_What you need to do_
Transcribe the material in full, exactly as written.

:: Task material ::

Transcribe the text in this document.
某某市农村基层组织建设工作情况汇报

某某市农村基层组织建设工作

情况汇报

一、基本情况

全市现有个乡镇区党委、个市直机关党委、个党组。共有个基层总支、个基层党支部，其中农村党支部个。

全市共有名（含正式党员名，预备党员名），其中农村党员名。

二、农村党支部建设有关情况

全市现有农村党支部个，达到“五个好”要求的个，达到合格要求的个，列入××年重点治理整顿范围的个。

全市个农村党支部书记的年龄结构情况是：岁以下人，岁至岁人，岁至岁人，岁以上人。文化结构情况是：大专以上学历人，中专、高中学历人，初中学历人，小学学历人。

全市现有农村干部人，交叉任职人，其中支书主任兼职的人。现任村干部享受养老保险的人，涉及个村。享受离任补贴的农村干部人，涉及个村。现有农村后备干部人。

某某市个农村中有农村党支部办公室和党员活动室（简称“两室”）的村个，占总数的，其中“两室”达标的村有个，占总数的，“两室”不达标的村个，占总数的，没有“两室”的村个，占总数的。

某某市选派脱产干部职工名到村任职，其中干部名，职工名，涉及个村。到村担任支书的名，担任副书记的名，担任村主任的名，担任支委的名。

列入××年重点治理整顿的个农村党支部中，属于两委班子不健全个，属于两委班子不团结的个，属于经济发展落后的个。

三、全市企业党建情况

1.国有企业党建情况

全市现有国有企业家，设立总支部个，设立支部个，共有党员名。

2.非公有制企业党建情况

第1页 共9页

:::

_Complete answer_
Transcribe the text in this document.
某某市农村基层组织建设工作情况汇报

某某市农村基层组织建设工作

情况汇报

一、基本情况

全市现有个乡镇区党委、个市直机关党委、个党组。共有个基层总支、个基层党支部，其中农村党支部个。

全市共有名（含正式党员名，预备党员名），其中农村党员名。

二、农村党支部建设有关情况

全市现有农村党支部个，达到“五个好”要求的个，达到合格要求的个，列入××年重点治理整顿范围的个。

全市个农村党支部书记的年龄结构情况是：岁以下人，岁至岁人，岁至岁人，岁以上人。文化结构情况是：大专以上学历人，中专、高中学历人，初中学历人，小学学历人。

全市现有农村干部人，交叉任职人，其中支书主任兼职的人。现任村干部享受养老保险的人，涉及个村。享受离任补贴的农村干部人，涉及个村。现有农村后备干部人。

某某市个农村中有农村党支部办公室和党员活动室（简称“两室”）的村个，占总数的，其中“两室”达标的村有个，占总数的，“两室”不达标的村个，占总数的，没有“两室”的村个，占总数的。

某某市选派脱产干部职工名到村任职，其中干部名，职工名，涉及个村。到村担任支书的名，担任副书记的名，担任村主任的名，担任支委的名。

列入××年重点治理整顿的个农村党支部中，属于两委班子不健全个，属于两委班子不团结的个，属于经济发展落后的个。

三、全市企业党建情况

1.国有企业党建情况

全市现有国有企业家，设立总支部个，设立支部个，共有党员名。

2.非公有制企业党建情况

第1页 共9页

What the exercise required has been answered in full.